[Saved entries]
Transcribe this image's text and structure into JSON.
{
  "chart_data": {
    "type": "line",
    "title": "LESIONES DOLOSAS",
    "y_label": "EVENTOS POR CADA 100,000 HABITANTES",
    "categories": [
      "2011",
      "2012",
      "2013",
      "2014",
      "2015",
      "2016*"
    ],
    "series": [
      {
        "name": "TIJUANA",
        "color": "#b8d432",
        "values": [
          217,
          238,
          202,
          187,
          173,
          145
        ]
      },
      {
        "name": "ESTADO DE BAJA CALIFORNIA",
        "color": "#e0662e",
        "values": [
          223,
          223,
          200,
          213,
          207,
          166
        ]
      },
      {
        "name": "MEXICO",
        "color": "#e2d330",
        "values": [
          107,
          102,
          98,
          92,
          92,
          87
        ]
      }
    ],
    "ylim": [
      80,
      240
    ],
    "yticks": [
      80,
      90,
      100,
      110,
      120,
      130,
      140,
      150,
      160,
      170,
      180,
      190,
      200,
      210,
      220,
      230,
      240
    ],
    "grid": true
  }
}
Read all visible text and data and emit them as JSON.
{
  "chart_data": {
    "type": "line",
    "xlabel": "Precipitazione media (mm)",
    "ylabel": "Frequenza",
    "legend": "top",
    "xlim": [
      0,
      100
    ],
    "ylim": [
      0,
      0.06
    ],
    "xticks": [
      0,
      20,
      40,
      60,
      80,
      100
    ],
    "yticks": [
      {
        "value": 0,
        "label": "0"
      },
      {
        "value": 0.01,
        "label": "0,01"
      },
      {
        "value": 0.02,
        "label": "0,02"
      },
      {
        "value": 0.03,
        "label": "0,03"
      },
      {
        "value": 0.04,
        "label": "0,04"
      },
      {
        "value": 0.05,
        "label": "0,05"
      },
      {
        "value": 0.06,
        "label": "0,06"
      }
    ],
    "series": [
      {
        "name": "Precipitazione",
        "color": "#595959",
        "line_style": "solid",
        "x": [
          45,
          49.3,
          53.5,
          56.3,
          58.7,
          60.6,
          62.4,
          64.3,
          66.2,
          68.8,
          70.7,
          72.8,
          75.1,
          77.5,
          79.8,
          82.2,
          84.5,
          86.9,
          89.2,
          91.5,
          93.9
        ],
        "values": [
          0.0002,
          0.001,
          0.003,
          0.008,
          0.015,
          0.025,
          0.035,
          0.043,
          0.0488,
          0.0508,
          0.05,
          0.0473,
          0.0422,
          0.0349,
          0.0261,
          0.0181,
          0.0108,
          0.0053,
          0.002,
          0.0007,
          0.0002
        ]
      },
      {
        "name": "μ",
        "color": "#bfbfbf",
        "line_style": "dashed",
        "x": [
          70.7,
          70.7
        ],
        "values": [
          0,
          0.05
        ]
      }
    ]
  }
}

REQUIRED WORK:
Output each entry precisely as given.

ANSWER TO THE TASK:
Transcribe this image's text and structure into JSON.
{
  "chart_data": {
    "type": "line",
    "title": "LESIONES DOLOSAS",
    "y_label": "EVENTOS POR CADA 100,000 HABITANTES",
    "categories": [
      "2011",
      "2012",
      "2013",
      "2014",
      "2015",
      "2016*"
    ],
    "series": [
      {
        "name": "TIJUANA",
        "color": "#b8d432",
        "values": [
          217,
          238,
          202,
          187,
          173,
          145
        ]
      },
      {
        "name": "ESTADO DE BAJA CALIFORNIA",
        "color": "#e0662e",
        "values": [
          223,
          223,
          200,
          213,
          207,
          166
        ]
      },
      {
        "name": "MEXICO",
        "color": "#e2d330",
        "values": [
          107,
          102,
          98,
          92,
          92,
          87
        ]
      }
    ],
    "ylim": [
      80,
      240
    ],
    "yticks": [
      80,
      90,
      100,
      110,
      120,
      130,
      140,
      150,
      160,
      170,
      180,
      190,
      200,
      210,
      220,
      230,
      240
    ],
    "grid": true
  }
}
Read all visible text and data and emit them as JSON.
{
  "chart_data": {
    "type": "line",
    "xlabel": "Precipitazione media (mm)",
    "ylabel": "Frequenza",
    "legend": "top",
    "xlim": [
      0,
      100
    ],
    "ylim": [
      0,
      0.06
    ],
    "xticks": [
      0,
      20,
      40,
      60,
      80,
      100
    ],
    "yticks": [
      {
        "value": 0,
        "label": "0"
      },
      {
        "value": 0.01,
        "label": "0,01"
      },
      {
        "value": 0.02,
        "label": "0,02"
      },
      {
        "value": 0.03,
        "label": "0,03"
      },
      {
        "value": 0.04,
        "label": "0,04"
      },
      {
        "value": 0.05,
        "label": "0,05"
      },
      {
        "value": 0.06,
        "label": "0,06"
      }
    ],
    "series": [
      {
        "name": "Precipitazione",
        "color": "#595959",
        "line_style": "solid",
        "x": [
          45,
          49.3,
          53.5,
          56.3,
          58.7,
          60.6,
          62.4,
          64.3,
          66.2,
          68.8,
          70.7,
          72.8,
          75.1,
          77.5,
          79.8,
          82.2,
          84.5,
          86.9,
          89.2,
          91.5,
          93.9
        ],
        "values": [
          0.0002,
          0.001,
          0.003,
          0.008,
          0.015,
          0.025,
          0.035,
          0.043,
          0.0488,
          0.0508,
          0.05,
          0.0473,
          0.0422,
          0.0349,
          0.0261,
          0.0181,
          0.0108,
          0.0053,
          0.002,
          0.0007,
          0.0002
        ]
      },
      {
        "name": "μ",
        "color": "#bfbfbf",
        "line_style": "dashed",
        "x": [
          70.7,
          70.7
        ],
        "values": [
          0,
          0.05
        ]
      }
    ]
  }
}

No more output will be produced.